▶ AVAILABLE DATA:
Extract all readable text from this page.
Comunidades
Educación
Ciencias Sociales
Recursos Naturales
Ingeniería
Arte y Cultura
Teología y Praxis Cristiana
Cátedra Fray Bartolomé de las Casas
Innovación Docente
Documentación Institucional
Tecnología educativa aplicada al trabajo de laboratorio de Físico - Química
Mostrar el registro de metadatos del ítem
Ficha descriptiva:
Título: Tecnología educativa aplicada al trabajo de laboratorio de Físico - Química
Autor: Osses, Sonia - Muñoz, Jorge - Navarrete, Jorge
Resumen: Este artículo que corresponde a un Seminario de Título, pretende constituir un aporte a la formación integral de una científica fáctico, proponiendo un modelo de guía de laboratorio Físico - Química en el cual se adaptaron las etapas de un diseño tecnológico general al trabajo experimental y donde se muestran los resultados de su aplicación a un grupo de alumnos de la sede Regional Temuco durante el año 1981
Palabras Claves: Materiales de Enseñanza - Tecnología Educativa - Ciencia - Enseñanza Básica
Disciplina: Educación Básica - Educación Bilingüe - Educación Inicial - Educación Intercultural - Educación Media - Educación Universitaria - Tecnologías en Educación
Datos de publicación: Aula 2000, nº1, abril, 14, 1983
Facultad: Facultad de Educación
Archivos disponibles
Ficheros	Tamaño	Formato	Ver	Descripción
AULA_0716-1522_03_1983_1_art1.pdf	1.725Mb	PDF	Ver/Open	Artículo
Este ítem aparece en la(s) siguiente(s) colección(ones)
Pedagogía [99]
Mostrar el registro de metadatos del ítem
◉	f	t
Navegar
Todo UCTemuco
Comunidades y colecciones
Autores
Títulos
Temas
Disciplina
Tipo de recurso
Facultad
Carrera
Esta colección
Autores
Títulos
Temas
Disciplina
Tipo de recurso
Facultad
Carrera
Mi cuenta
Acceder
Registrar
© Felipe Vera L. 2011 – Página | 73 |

▶ WHAT YOU HAVE TO DO:
Write out the data exactly as it stands.

▶ RESULT:
Extract all readable text from this page.
Comunidades
Educación
Ciencias Sociales
Recursos Naturales
Ingeniería
Arte y Cultura
Teología y Praxis Cristiana
Cátedra Fray Bartolomé de las Casas
Innovación Docente
Documentación Institucional
Tecnología educativa aplicada al trabajo de laboratorio de Físico - Química
Mostrar el registro de metadatos del ítem
Ficha descriptiva:
Título: Tecnología educativa aplicada al trabajo de laboratorio de Físico - Química
Autor: Osses, Sonia - Muñoz, Jorge - Navarrete, Jorge
Resumen: Este artículo que corresponde a un Seminario de Título, pretende constituir un aporte a la formación integral de una científica fáctico, proponiendo un modelo de guía de laboratorio Físico - Química en el cual se adaptaron las etapas de un diseño tecnológico general al trabajo experimental y donde se muestran los resultados de su aplicación a un grupo de alumnos de la sede Regional Temuco durante el año 1981
Palabras Claves: Materiales de Enseñanza - Tecnología Educativa - Ciencia - Enseñanza Básica
Disciplina: Educación Básica - Educación Bilingüe - Educación Inicial - Educación Intercultural - Educación Media - Educación Universitaria - Tecnologías en Educación
Datos de publicación: Aula 2000, nº1, abril, 14, 1983
Facultad: Facultad de Educación
Archivos disponibles
Ficheros	Tamaño	Formato	Ver	Descripción
AULA_0716-1522_03_1983_1_art1.pdf	1.725Mb	PDF	Ver/Open	Artículo
Este ítem aparece en la(s) siguiente(s) colección(ones)
Pedagogía [99]
Mostrar el registro de metadatos del ítem
◉	f	t
Navegar
Todo UCTemuco
Comunidades y colecciones
Autores
Títulos
Temas
Disciplina
Tipo de recurso
Facultad
Carrera
Esta colección
Autores
Títulos
Temas
Disciplina
Tipo de recurso
Facultad
Carrera
Mi cuenta
Acceder
Registrar
© Felipe Vera L. 2011 – Página | 73 |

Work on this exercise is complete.